►

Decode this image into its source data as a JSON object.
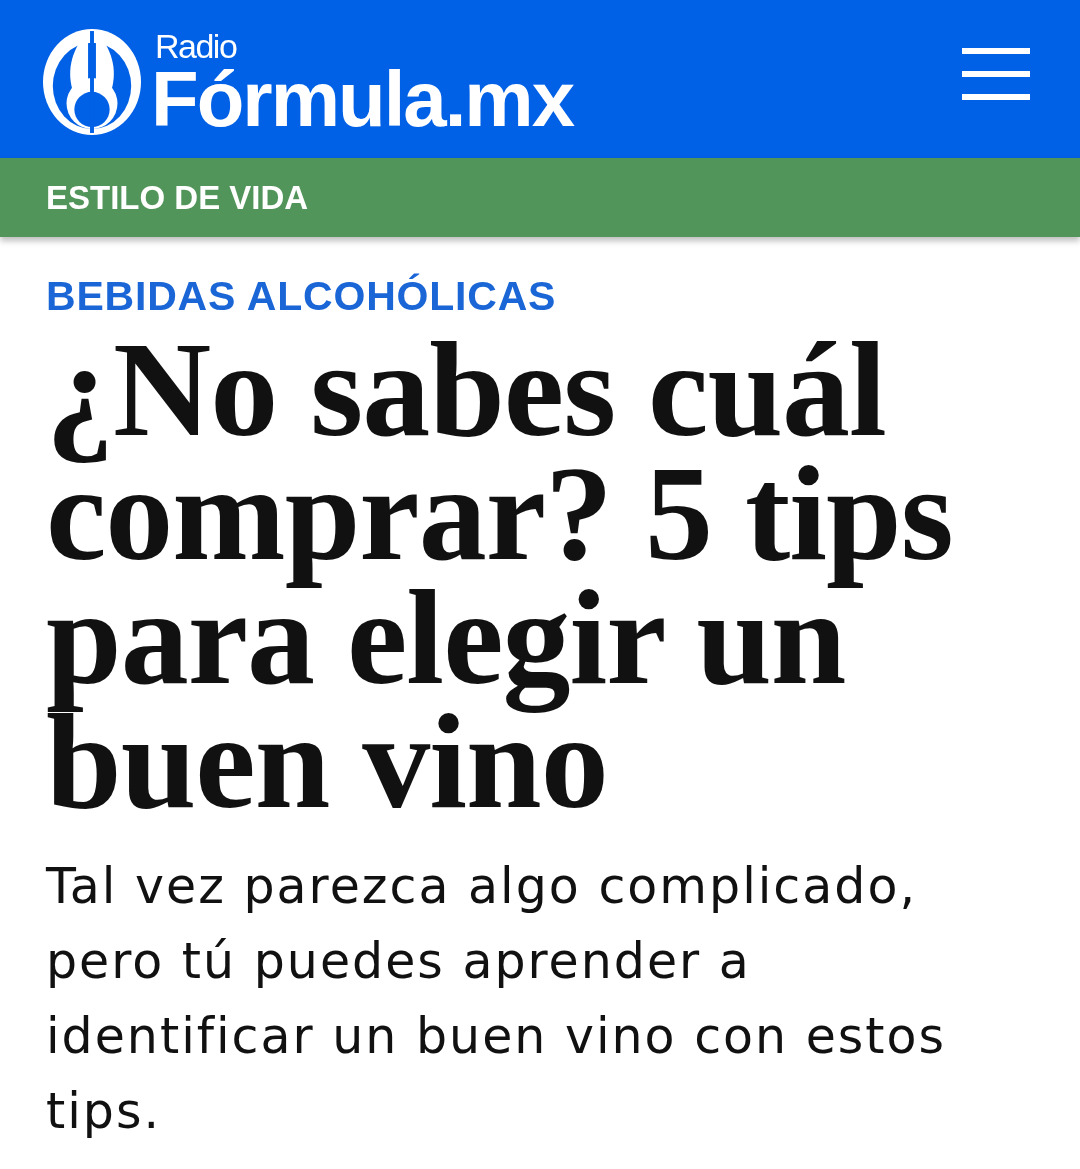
{
  "header": {
    "logo": {
      "top_text": "Radio",
      "name": "Fórmula.mx"
    }
  },
  "section_bar": {
    "label": "ESTILO DE VIDA"
  },
  "article": {
    "category": "BEBIDAS ALCOHÓLICAS",
    "headline": "¿No sabes cuál comprar? 5 tips para elegir un buen vino",
    "summary": "Tal vez parezca algo complicado, pero tú puedes aprender a identificar un buen vino con estos tips."
  }
}
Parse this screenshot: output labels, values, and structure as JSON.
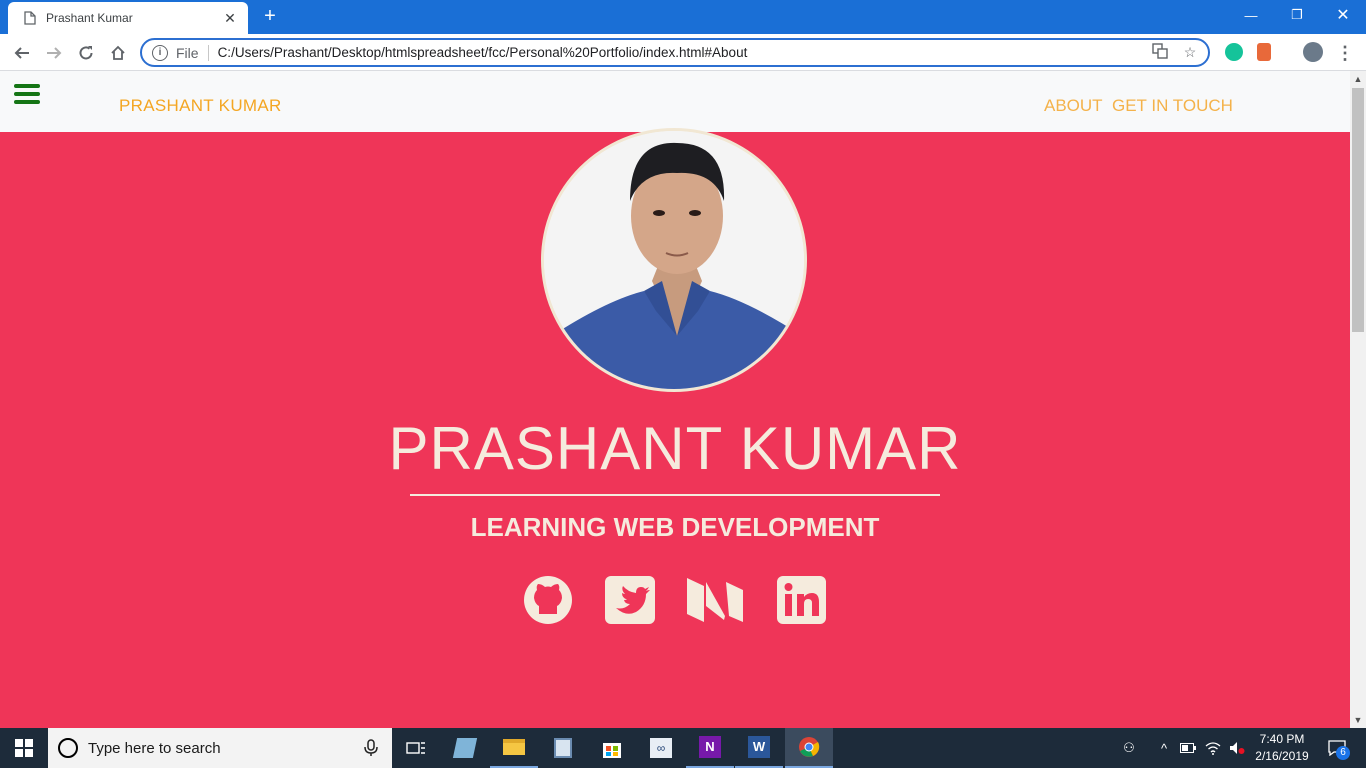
{
  "browser": {
    "tab_title": "Prashant Kumar",
    "tab_close": "✕",
    "new_tab": "+",
    "window_controls": {
      "minimize": "—",
      "restore": "❐",
      "close": "✕"
    },
    "url_scheme_label": "File",
    "url": "C:/Users/Prashant/Desktop/htmlspreadsheet/fcc/Personal%20Portfolio/index.html#About"
  },
  "site": {
    "brand": "PRASHANT KUMAR",
    "nav": {
      "about": "ABOUT",
      "contact": "GET IN TOUCH"
    },
    "hero": {
      "name": "PRASHANT KUMAR",
      "subtitle": "LEARNING WEB DEVELOPMENT",
      "social_icons": [
        "github-icon",
        "twitter-icon",
        "medium-icon",
        "linkedin-icon"
      ]
    },
    "colors": {
      "hero_bg": "#ef3558",
      "accent": "#f4a623",
      "text_cream": "#f5ebdd",
      "hamburger": "#157515"
    }
  },
  "taskbar": {
    "search_placeholder": "Type here to search",
    "time": "7:40 PM",
    "date": "2/16/2019",
    "notifications": "6"
  }
}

◄

Challenge:
Restate word for word, please, the line containing "Parse this screenshot: output" and all lines after it through the end of the material; the pictures do not belong in the copy.

Correct result:
Parse this screenshot: output labels, values, and structure as JSON.
{
  "browser": {
    "tab_title": "Prashant Kumar",
    "tab_close": "✕",
    "new_tab": "+",
    "window_controls": {
      "minimize": "—",
      "restore": "❐",
      "close": "✕"
    },
    "url_scheme_label": "File",
    "url": "C:/Users/Prashant/Desktop/htmlspreadsheet/fcc/Personal%20Portfolio/index.html#About"
  },
  "site": {
    "brand": "PRASHANT KUMAR",
    "nav": {
      "about": "ABOUT",
      "contact": "GET IN TOUCH"
    },
    "hero": {
      "name": "PRASHANT KUMAR",
      "subtitle": "LEARNING WEB DEVELOPMENT",
      "social_icons": [
        "github-icon",
        "twitter-icon",
        "medium-icon",
        "linkedin-icon"
      ]
    },
    "colors": {
      "hero_bg": "#ef3558",
      "accent": "#f4a623",
      "text_cream": "#f5ebdd",
      "hamburger": "#157515"
    }
  },
  "taskbar": {
    "search_placeholder": "Type here to search",
    "time": "7:40 PM",
    "date": "2/16/2019",
    "notifications": "6"
  }
}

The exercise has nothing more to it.